Print the entries in full, word for word, but not the pictures.
[Begin EXERCISE INPUTS]
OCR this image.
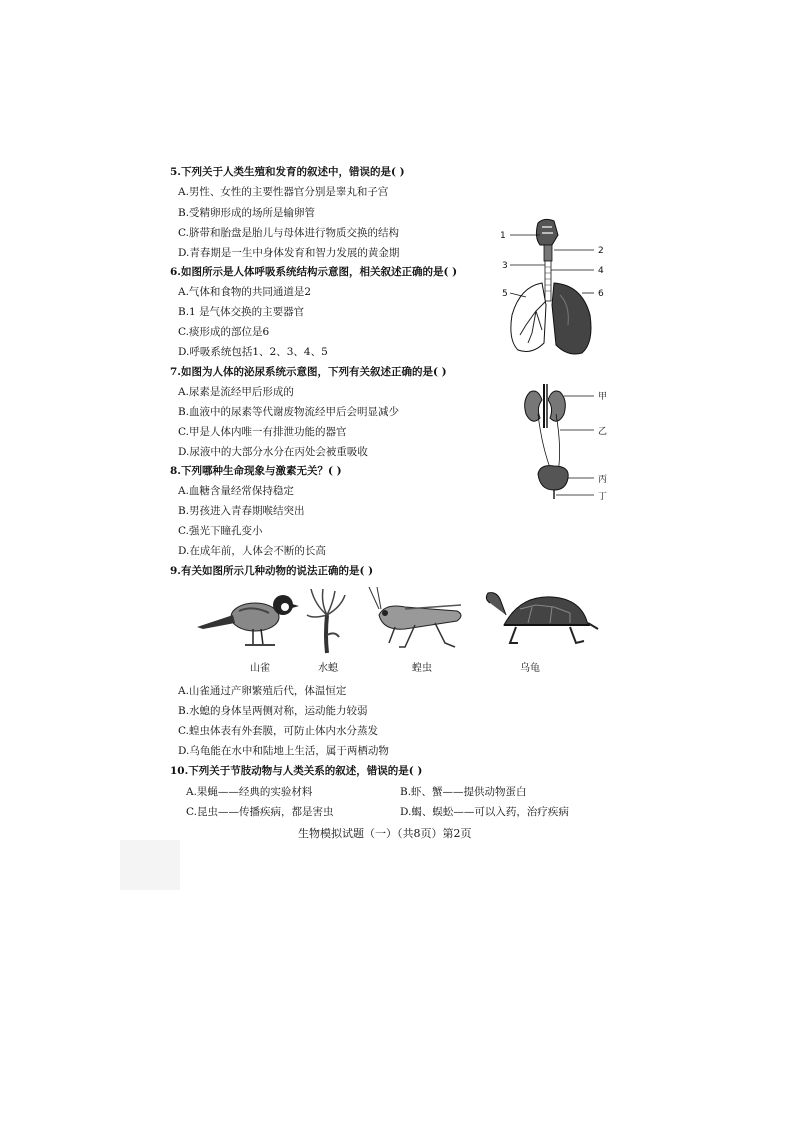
5.下列关于人类生殖和发育的叙述中，错误的是( )
A.男性、女性的主要性器官分别是睾丸和子宫
B.受精卵形成的场所是输卵管
C.脐带和胎盘是胎儿与母体进行物质交换的结构
D.青春期是一生中身体发育和智力发展的黄金期
6.如图所示是人体呼吸系统结构示意图，相关叙述正确的是( )
A.气体和食物的共同通道是2
B.1 是气体交换的主要器官
C.痰形成的部位是6
D.呼吸系统包括1、2、3、4、5
1
2
3	4
5	6
7.如图为人体的泌尿系统示意图，下列有关叙述正确的是( )
A.尿素是流经甲后形成的
B.血液中的尿素等代谢废物流经甲后会明显减少
C.甲是人体内唯一有排泄功能的器官
D.尿液中的大部分水分在丙处会被重吸收
甲
乙
丙
丁
8.下列哪种生命现象与激素无关？( )
A.血糖含量经常保持稳定
B.男孩进入青春期喉结突出
C.强光下瞳孔变小
D.在成年前，人体会不断的长高
9.有关如图所示几种动物的说法正确的是( )
山雀	水螅	蝗虫	乌龟
A.山雀通过产卵繁殖后代，体温恒定
B.水螅的身体呈两侧对称，运动能力较弱
C.蝗虫体表有外套膜，可防止体内水分蒸发
D.乌龟能在水中和陆地上生活，属于两栖动物
10.下列关于节肢动物与人类关系的叙述，错误的是( )
A.果蝇——经典的实验材料	B.虾、蟹——提供动物蛋白
C.昆虫——传播疾病，都是害虫	D.蝎、蜈蚣——可以入药，治疗疾病
生物模拟试题（一）（共8页）第2页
[End EXERCISE INPUTS]
### SOLUTION TO THIS TASK
OCR this image.
5.下列关于人类生殖和发育的叙述中，错误的是( )
A.男性、女性的主要性器官分别是睾丸和子宫
B.受精卵形成的场所是输卵管
C.脐带和胎盘是胎儿与母体进行物质交换的结构
D.青春期是一生中身体发育和智力发展的黄金期
6.如图所示是人体呼吸系统结构示意图，相关叙述正确的是( )
A.气体和食物的共同通道是2
B.1 是气体交换的主要器官
C.痰形成的部位是6
D.呼吸系统包括1、2、3、4、5
1
2
3	4
5	6
7.如图为人体的泌尿系统示意图，下列有关叙述正确的是( )
A.尿素是流经甲后形成的
B.血液中的尿素等代谢废物流经甲后会明显减少
C.甲是人体内唯一有排泄功能的器官
D.尿液中的大部分水分在丙处会被重吸收
甲
乙
丙
丁
8.下列哪种生命现象与激素无关？( )
A.血糖含量经常保持稳定
B.男孩进入青春期喉结突出
C.强光下瞳孔变小
D.在成年前，人体会不断的长高
9.有关如图所示几种动物的说法正确的是( )
山雀	水螅	蝗虫	乌龟
A.山雀通过产卵繁殖后代，体温恒定
B.水螅的身体呈两侧对称，运动能力较弱
C.蝗虫体表有外套膜，可防止体内水分蒸发
D.乌龟能在水中和陆地上生活，属于两栖动物
10.下列关于节肢动物与人类关系的叙述，错误的是( )
A.果蝇——经典的实验材料	B.虾、蟹——提供动物蛋白
C.昆虫——传播疾病，都是害虫	D.蝎、蜈蚣——可以入药，治疗疾病
生物模拟试题（一）（共8页）第2页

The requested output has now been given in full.